EXTRACT:
----
This project focuses on topic modeling for abstracts of papers from the CShorten/ML-ArXiv-Papers dataset using a knowledge distillation approach. We use a large teacher model (Llama-3-70B) to generate labels and a smaller student model (Llama-3-8B) fine-tuned on this data for inference.
We employ a knowledge distillation approach to generate high-quality training data and use a smaller fine-tuned model for inference, which performs similarly to the large teacher model.
For finetuning the Llama-3-8b model, we use ROUGE as a custom metric instead of the default cross-entropy loss by the SFT Trainer.
- Teacher Model: Llama-3-70B-Instruct
- Student Model: Llama-3-8B-Instruct
The performance of the models is evaluated using BLEU-3 and ROUGE and similarity scores.
lama_topic_modeling/
├── ...
├── config/
| ├── init.py
| └── config.yaml
|
├── data/
| ├── init.py
| ├── data_loader.py
| ├── topic_generator.py
| └── data_processor.py
|
├── models/
| ├── init.py
| └── model.py
|
├── results/
| └── llama_finetuned.pth
|
├── training/
| ├── init.py
| └── trainer.py
|
├── evaluation/
| ├── init.py
| └── metrics.py
|
├── utils/
| ├── init.py
| └── argument_parser.py
|
├── main_generate_labels.py (Main code for generating labels for training)
├── main_finetune_model.py (Main code for finetuning)
├── main_evaluate.py (Main code for evaluating models)
----
[Rows from a dataset]
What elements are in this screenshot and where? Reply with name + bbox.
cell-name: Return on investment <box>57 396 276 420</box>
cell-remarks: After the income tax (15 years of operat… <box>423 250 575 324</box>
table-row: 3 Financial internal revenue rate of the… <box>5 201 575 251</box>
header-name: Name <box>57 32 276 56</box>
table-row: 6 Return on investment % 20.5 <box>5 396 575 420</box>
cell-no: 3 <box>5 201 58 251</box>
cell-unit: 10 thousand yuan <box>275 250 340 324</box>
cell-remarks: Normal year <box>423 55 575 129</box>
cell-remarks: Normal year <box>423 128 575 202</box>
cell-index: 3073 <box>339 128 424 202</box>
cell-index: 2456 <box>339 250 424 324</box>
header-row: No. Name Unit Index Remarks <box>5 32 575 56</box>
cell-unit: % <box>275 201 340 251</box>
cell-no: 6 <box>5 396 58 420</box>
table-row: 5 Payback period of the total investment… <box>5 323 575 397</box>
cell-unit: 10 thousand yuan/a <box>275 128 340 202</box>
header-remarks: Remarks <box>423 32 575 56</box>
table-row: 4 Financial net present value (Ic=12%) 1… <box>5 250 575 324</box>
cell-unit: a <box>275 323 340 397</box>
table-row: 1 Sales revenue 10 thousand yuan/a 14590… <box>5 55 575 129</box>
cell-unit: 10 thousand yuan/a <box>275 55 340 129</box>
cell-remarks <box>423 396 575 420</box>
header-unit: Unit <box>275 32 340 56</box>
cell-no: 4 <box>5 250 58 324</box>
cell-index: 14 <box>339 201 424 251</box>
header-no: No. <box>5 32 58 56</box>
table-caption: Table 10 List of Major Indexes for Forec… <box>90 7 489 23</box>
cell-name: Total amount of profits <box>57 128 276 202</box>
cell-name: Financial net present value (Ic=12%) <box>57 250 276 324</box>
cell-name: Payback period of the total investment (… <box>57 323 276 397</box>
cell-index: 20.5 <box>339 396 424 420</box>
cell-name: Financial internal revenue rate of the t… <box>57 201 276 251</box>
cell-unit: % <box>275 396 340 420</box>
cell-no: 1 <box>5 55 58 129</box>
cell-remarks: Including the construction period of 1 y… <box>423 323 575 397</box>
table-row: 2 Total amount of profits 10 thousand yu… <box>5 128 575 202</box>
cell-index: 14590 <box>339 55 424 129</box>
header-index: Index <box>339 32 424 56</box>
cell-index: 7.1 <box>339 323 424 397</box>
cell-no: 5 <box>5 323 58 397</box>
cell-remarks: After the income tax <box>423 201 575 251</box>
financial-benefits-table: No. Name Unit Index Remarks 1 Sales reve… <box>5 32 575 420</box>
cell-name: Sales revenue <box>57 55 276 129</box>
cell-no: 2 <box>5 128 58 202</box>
----
PROBLEMS TO SOLVE:
1. Answer these questions about the project description.
(a) Which model acts as the teacher?
(b) What metric is used in place of the default cross-entropy loss when finetuning the Llama-3-8b model?
(c) Which file is listed as the main code for evaluating models?
2. Copy the entries word for word, from their first line up to and including the line that contains "cell-index: 20.5 <box>339 396 424 420</box>".

EXPECTED ANSWERS:
1.
(a) Llama-3-70B-Instruct
(b) ROUGE
(c) main_evaluate.py

2.
What elements are in this screenshot and where? Reply with name + bbox.
cell-name: Return on investment <box>57 396 276 420</box>
cell-remarks: After the income tax (15 years of operat… <box>423 250 575 324</box>
table-row: 3 Financial internal revenue rate of the… <box>5 201 575 251</box>
header-name: Name <box>57 32 276 56</box>
table-row: 6 Return on investment % 20.5 <box>5 396 575 420</box>
cell-no: 3 <box>5 201 58 251</box>
cell-unit: 10 thousand yuan <box>275 250 340 324</box>
cell-remarks: Normal year <box>423 55 575 129</box>
cell-remarks: Normal year <box>423 128 575 202</box>
cell-index: 3073 <box>339 128 424 202</box>
cell-index: 2456 <box>339 250 424 324</box>
header-row: No. Name Unit Index Remarks <box>5 32 575 56</box>
cell-unit: % <box>275 201 340 251</box>
cell-no: 6 <box>5 396 58 420</box>
table-row: 5 Payback period of the total investment… <box>5 323 575 397</box>
cell-unit: 10 thousand yuan/a <box>275 128 340 202</box>
header-remarks: Remarks <box>423 32 575 56</box>
table-row: 4 Financial net present value (Ic=12%) 1… <box>5 250 575 324</box>
cell-unit: a <box>275 323 340 397</box>
table-row: 1 Sales revenue 10 thousand yuan/a 14590… <box>5 55 575 129</box>
cell-unit: 10 thousand yuan/a <box>275 55 340 129</box>
cell-remarks <box>423 396 575 420</box>
header-unit: Unit <box>275 32 340 56</box>
cell-no: 4 <box>5 250 58 324</box>
cell-index: 14 <box>339 201 424 251</box>
header-no: No. <box>5 32 58 56</box>
table-caption: Table 10 List of Major Indexes for Forec… <box>90 7 489 23</box>
cell-name: Total amount of profits <box>57 128 276 202</box>
cell-name: Financial net present value (Ic=12%) <box>57 250 276 324</box>
cell-name: Payback period of the total investment (… <box>57 323 276 397</box>
cell-index: 20.5 <box>339 396 424 420</box>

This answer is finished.